[What you will do]:
Print this material word for word, starting with the line that contains "- series-line: [61, 623, 606, 786]" and going on through the line that contains "- legend-label: x5: [1045, 394, 1057, 406]", both lines included.

------ Recorded data ------

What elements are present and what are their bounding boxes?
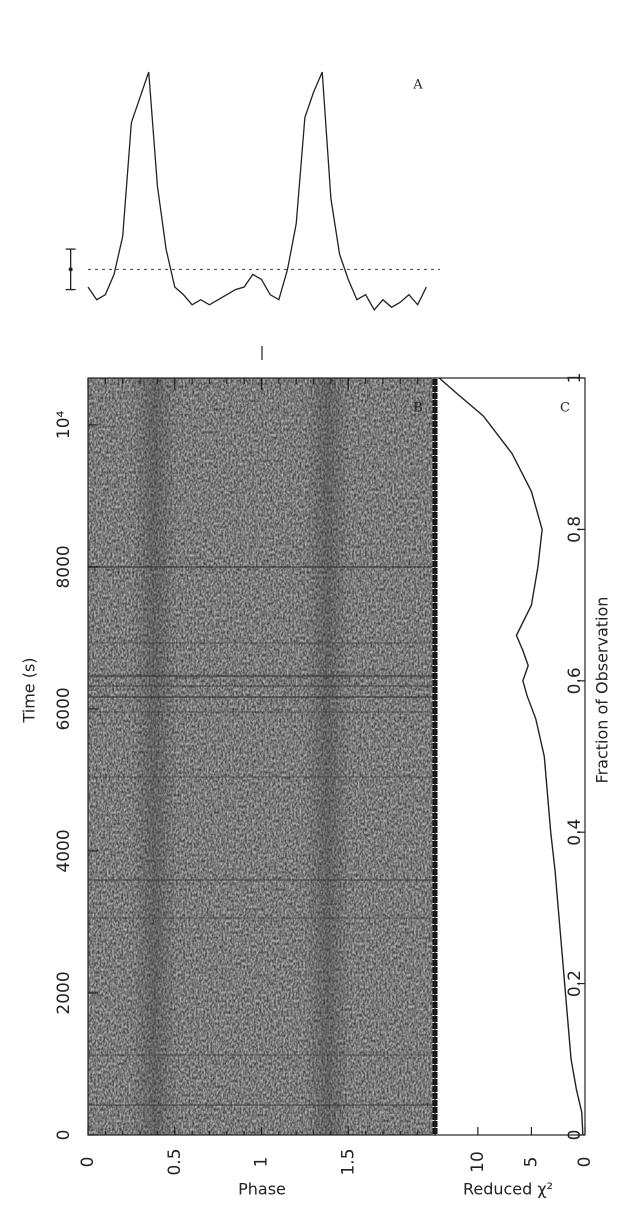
panel-label: C (560, 401, 570, 416)
panel-c-frame (434, 377, 586, 1136)
y2-tick-label: 0.2 (565, 970, 585, 997)
chi2-curve (438, 377, 584, 1136)
error-center (68, 267, 73, 272)
y2-tick-label: 0 (565, 1130, 585, 1141)
x-tick-label: 1 (252, 1157, 272, 1168)
y2-tick-label: 0.4 (565, 819, 585, 846)
y-tick-label: 8000 (54, 545, 74, 588)
y2-tick-label: 0.8 (565, 516, 585, 543)
x-tick-label: 5 (521, 1157, 541, 1168)
pulse-profile (87, 71, 427, 311)
y2-tick-label: 1 (565, 373, 585, 384)
y-tick-label: 10⁴ (54, 410, 74, 439)
y2-tick-label: 0.6 (565, 667, 585, 694)
y-tick-label: 4000 (54, 829, 74, 872)
x-tick-label: 10 (468, 1151, 488, 1173)
y-tick-label: 6000 (54, 687, 74, 730)
x-tick-label: 0 (78, 1157, 98, 1168)
x-tick-label: 1.5 (338, 1148, 358, 1175)
x-tick-label: 0 (575, 1157, 595, 1168)
y-tick-label: 0 (54, 1130, 74, 1141)
x-tick-label: 0.5 (165, 1148, 185, 1175)
y-tick-label: 2000 (54, 971, 74, 1014)
x-axis-title: Phase (238, 1180, 286, 1199)
x-axis-title: Reduced χ² (463, 1180, 553, 1199)
panel-label: A (412, 78, 423, 93)
panel-label: B (413, 401, 423, 416)
y-axis-title: Time (s) (20, 657, 39, 723)
y2-axis-title: Fraction of Observation (593, 597, 612, 784)
heatmap-image (88, 378, 438, 1135)
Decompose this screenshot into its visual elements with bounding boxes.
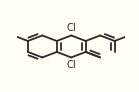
Text: Cl: Cl [66, 23, 76, 33]
Text: Cl: Cl [66, 60, 76, 70]
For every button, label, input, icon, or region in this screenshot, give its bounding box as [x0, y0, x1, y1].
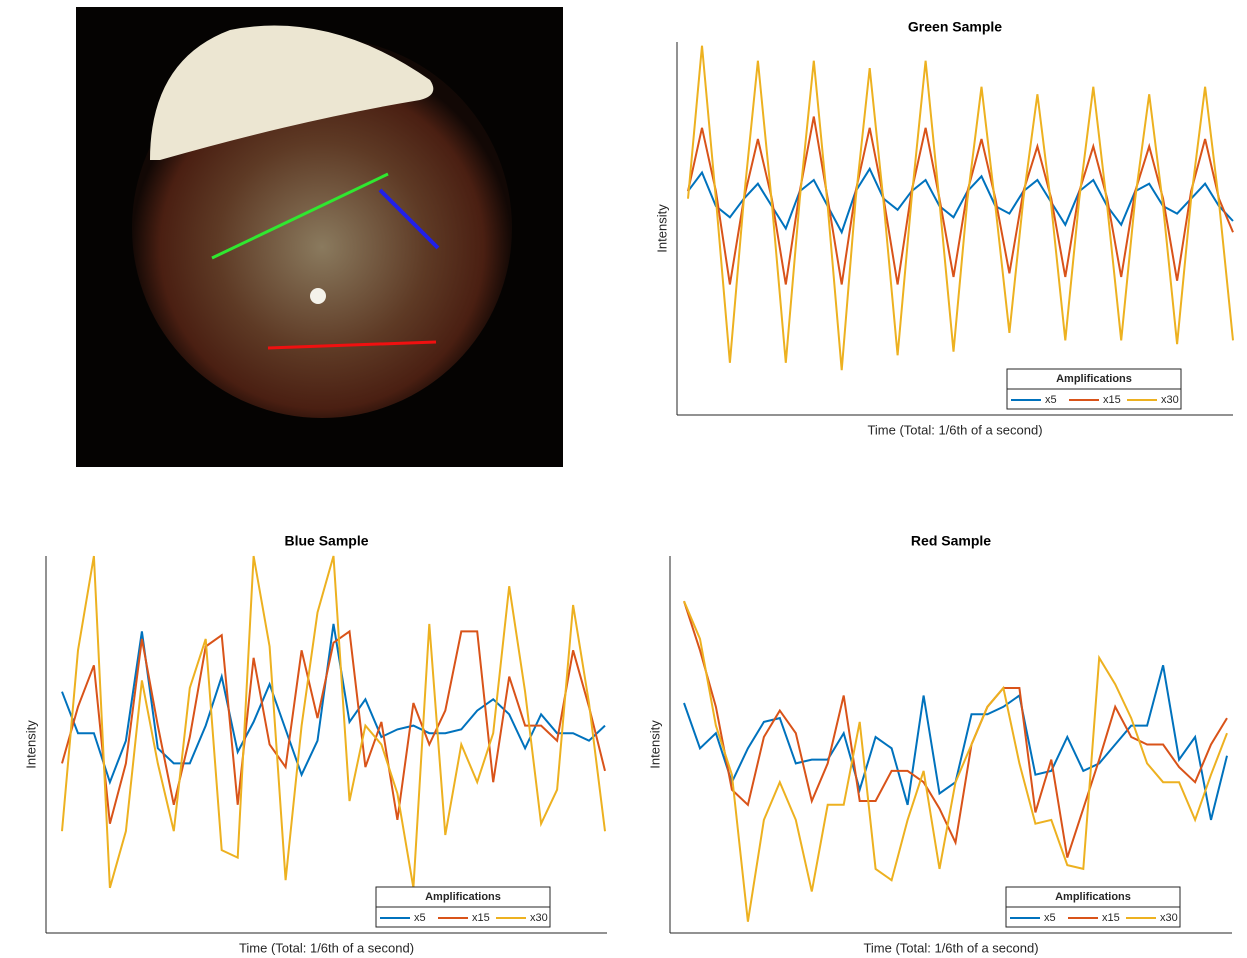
- series-line: [61, 623, 606, 786]
- legend-title: Amplifications: [1055, 891, 1131, 903]
- series-line: [683, 665, 1228, 821]
- series-line: [683, 600, 1228, 858]
- legend-label: x15: [472, 912, 490, 924]
- series-line: [61, 629, 606, 824]
- y-axis-label: Intensity: [647, 720, 662, 769]
- legend-title: Amplifications: [425, 891, 501, 903]
- series-line: [687, 116, 1234, 285]
- legend-label: x30: [1160, 912, 1178, 924]
- legend-label: x5: [1044, 912, 1056, 924]
- y-axis-label: Intensity: [654, 204, 669, 253]
- series-line: [687, 45, 1234, 371]
- x-axis-label: Time (Total: 1/6th of a second): [867, 422, 1042, 437]
- y-axis-label: Intensity: [23, 720, 38, 769]
- series-line: [61, 555, 606, 889]
- chart-title: Blue Sample: [284, 533, 368, 549]
- legend-label: x5: [1045, 394, 1057, 406]
- legend-label: x30: [1161, 394, 1179, 406]
- chart-title: Green Sample: [908, 19, 1002, 35]
- legend-label: x5: [414, 912, 426, 924]
- series-line: [683, 600, 1228, 922]
- legend-title: Amplifications: [1056, 373, 1132, 385]
- legend-label: x30: [530, 912, 548, 924]
- series-line: [687, 166, 1234, 235]
- x-axis-label: Time (Total: 1/6th of a second): [239, 940, 414, 955]
- legend-label: x15: [1103, 394, 1121, 406]
- legend-label: x15: [1102, 912, 1120, 924]
- photo: [76, 7, 563, 467]
- chart-title: Red Sample: [911, 533, 991, 549]
- x-axis-label: Time (Total: 1/6th of a second): [863, 940, 1038, 955]
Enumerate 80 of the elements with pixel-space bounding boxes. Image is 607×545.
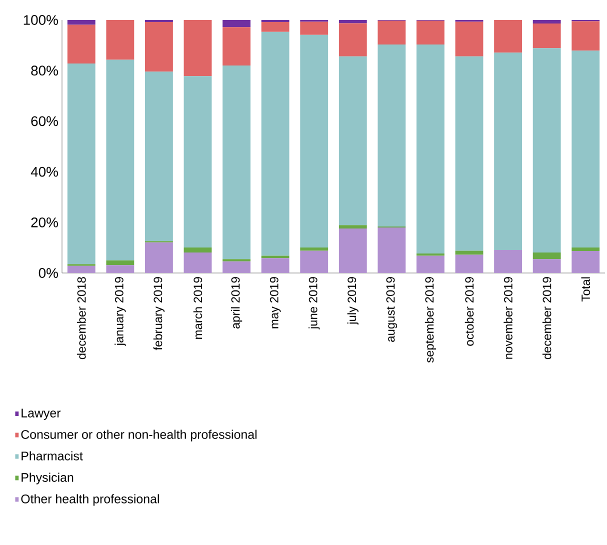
x-tick-label: april 2019 [230, 277, 242, 329]
x-tick-label: october 2019 [464, 277, 474, 346]
bar [106, 20, 134, 60]
x-tick-label: june 2019 [308, 277, 320, 330]
bar [222, 261, 250, 273]
x-tick-label: november 2019 [504, 277, 512, 359]
x-tick-label: february 2019 [153, 277, 165, 350]
legend-label: Pharmacist [22, 451, 83, 460]
bar [532, 259, 561, 273]
bar [532, 252, 561, 260]
bar [338, 56, 367, 226]
bar [338, 23, 367, 56]
bar [455, 250, 484, 255]
x-tick-label: july 2019 [347, 277, 358, 325]
bar [222, 66, 250, 260]
bar [300, 250, 328, 273]
y-tick-label: 80% [31, 66, 58, 76]
bar [572, 21, 600, 51]
bar [300, 247, 328, 251]
y-tick-label: 40% [30, 166, 58, 177]
bar [532, 48, 561, 253]
legend-label: Consumer or other non-health professional [21, 430, 256, 442]
bar [455, 22, 484, 56]
bar [67, 266, 96, 273]
bar [261, 258, 290, 273]
x-tick-label: may 2019 [270, 277, 281, 328]
bar [145, 22, 173, 72]
bar [378, 20, 406, 45]
bar [67, 64, 96, 264]
bar [494, 20, 522, 53]
bar [416, 256, 444, 273]
bar [67, 20, 96, 25]
bar [106, 265, 134, 273]
bar [572, 50, 600, 248]
bar [532, 20, 561, 24]
bar [145, 72, 173, 242]
bar [184, 76, 212, 248]
bar [300, 34, 328, 248]
bar [494, 52, 522, 250]
bar [416, 44, 444, 254]
y-tick-label: 100% [24, 15, 58, 25]
bar [416, 20, 444, 45]
x-tick-label: december 2018 [77, 277, 86, 360]
bar [455, 56, 484, 251]
bar [338, 228, 367, 273]
legend-label: Physician [22, 472, 74, 484]
x-tick-label: september 2019 [424, 277, 436, 363]
legend-label: Other health professional [21, 494, 159, 506]
bar [106, 60, 134, 260]
bar [338, 225, 367, 228]
bar [145, 242, 173, 273]
x-tick-label: march 2019 [193, 277, 202, 339]
bar [378, 227, 406, 273]
bar [261, 20, 290, 22]
x-tick-label: january 2019 [114, 277, 126, 346]
bar [184, 20, 212, 76]
bar [378, 44, 406, 226]
bar [261, 32, 290, 256]
bar [145, 20, 173, 22]
x-tick-label: Total [581, 277, 590, 302]
bar [494, 250, 522, 273]
bar [67, 24, 96, 64]
y-tick-label: 60% [31, 116, 58, 126]
bar [572, 247, 600, 251]
bar [300, 22, 328, 35]
x-tick-label: august 2019 [386, 277, 398, 342]
legend-label: Lawyer [22, 408, 61, 420]
bar [455, 254, 484, 273]
bar [261, 22, 290, 32]
bar [222, 27, 250, 66]
bar [222, 20, 250, 28]
bar [532, 24, 561, 48]
bar [184, 247, 212, 253]
y-tick-label: 0% [38, 268, 58, 278]
x-tick-label: december 2019 [542, 277, 552, 360]
bar [106, 260, 134, 266]
y-tick-label: 20% [31, 217, 58, 228]
bar [338, 20, 367, 24]
bar [572, 250, 600, 273]
bar [184, 252, 212, 273]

------

[Solution to the exercise]:
- series-line: [61, 623, 606, 786]
- legend-title: Amplifications: [1055, 891, 1131, 903]
- series-line: [683, 665, 1228, 821]
- series-line: [683, 600, 1228, 858]
- legend-label: x15: [472, 912, 490, 924]
- series-line: [61, 629, 606, 824]
- y-axis-label: Intensity: [647, 720, 662, 769]
- legend-title: Amplifications: [425, 891, 501, 903]
- series-line: [687, 116, 1234, 285]
- legend-label: x30: [1160, 912, 1178, 924]
- legend-label: x5: [1044, 912, 1056, 924]
- y-axis-label: Intensity: [654, 204, 669, 253]
- series-line: [687, 45, 1234, 371]
- x-axis-label: Time (Total: 1/6th of a second): [867, 422, 1042, 437]
- y-axis-label: Intensity: [23, 720, 38, 769]
- series-line: [61, 555, 606, 889]
- chart-title: Blue Sample: [284, 533, 368, 549]
- legend-label: x5: [1045, 394, 1057, 406]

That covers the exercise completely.